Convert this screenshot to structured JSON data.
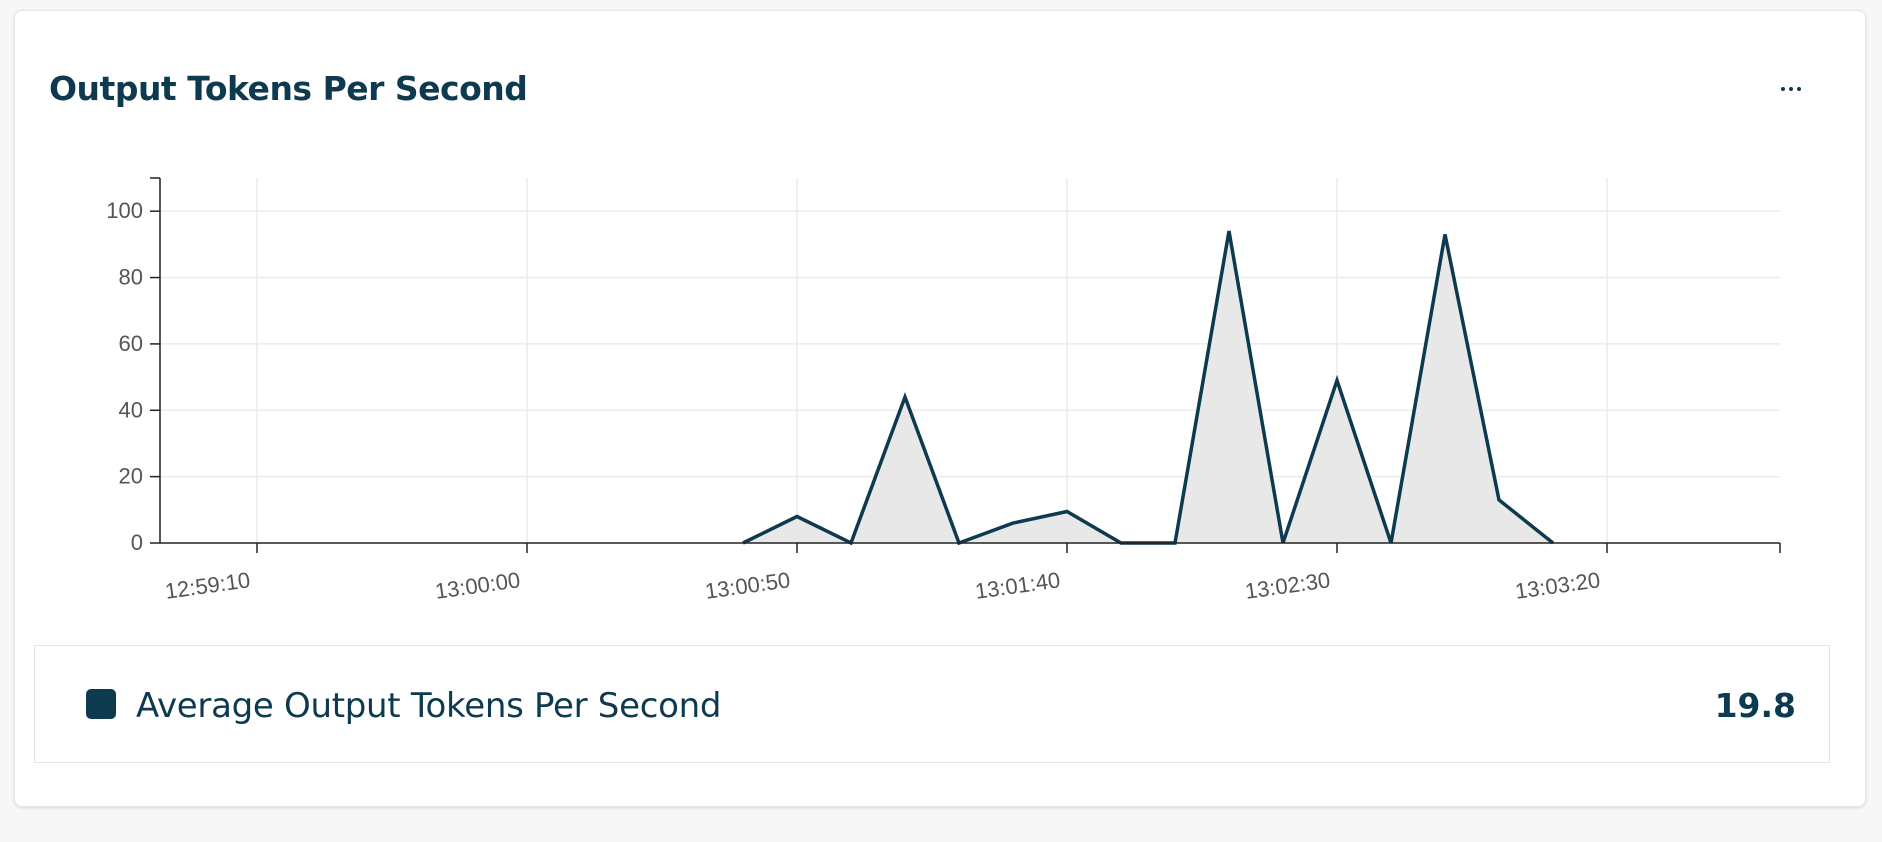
{
  "panel": {
    "title": "Output Tokens Per Second",
    "menu_icon": "more-horizontal-icon"
  },
  "legend": {
    "label": "Average Output Tokens Per Second",
    "value": "19.8",
    "swatch_color": "#0d3a4f"
  },
  "chart_data": {
    "type": "area",
    "x_ticks": [
      "12:59:10",
      "13:00:00",
      "13:00:50",
      "13:01:40",
      "13:02:30",
      "13:03:20"
    ],
    "y_ticks": [
      0,
      20,
      40,
      60,
      80,
      100
    ],
    "ylim": [
      0,
      110
    ],
    "grid": true,
    "series": [
      {
        "color": "#0d3a4f",
        "fill": "#e8e8e8",
        "x": [
          "13:00:40",
          "13:00:50",
          "13:01:00",
          "13:01:10",
          "13:01:20",
          "13:01:30",
          "13:01:40",
          "13:01:50",
          "13:02:00",
          "13:02:10",
          "13:02:20",
          "13:02:30",
          "13:02:40",
          "13:02:50",
          "13:03:00",
          "13:03:10",
          "13:03:20"
        ],
        "values": [
          0,
          8,
          0,
          44,
          0,
          6,
          9.5,
          0,
          0,
          94,
          0,
          49,
          0,
          93,
          13,
          0,
          null
        ]
      }
    ]
  }
}
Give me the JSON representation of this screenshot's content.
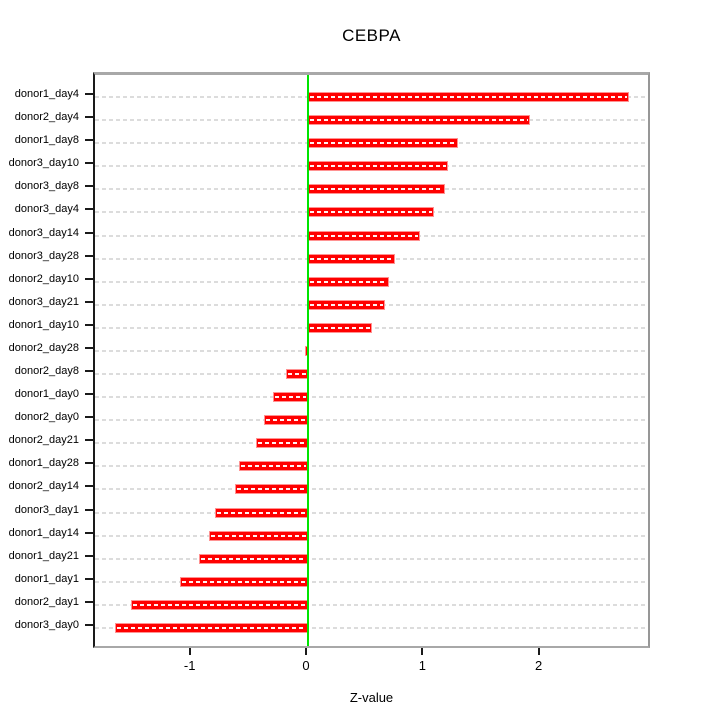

(Given request) From the material above, copy each line that includes the word "screenshot".

(Task result)
Convert this screenshot to structured JSON data.
Give me the JSON representation of this screenshot's content.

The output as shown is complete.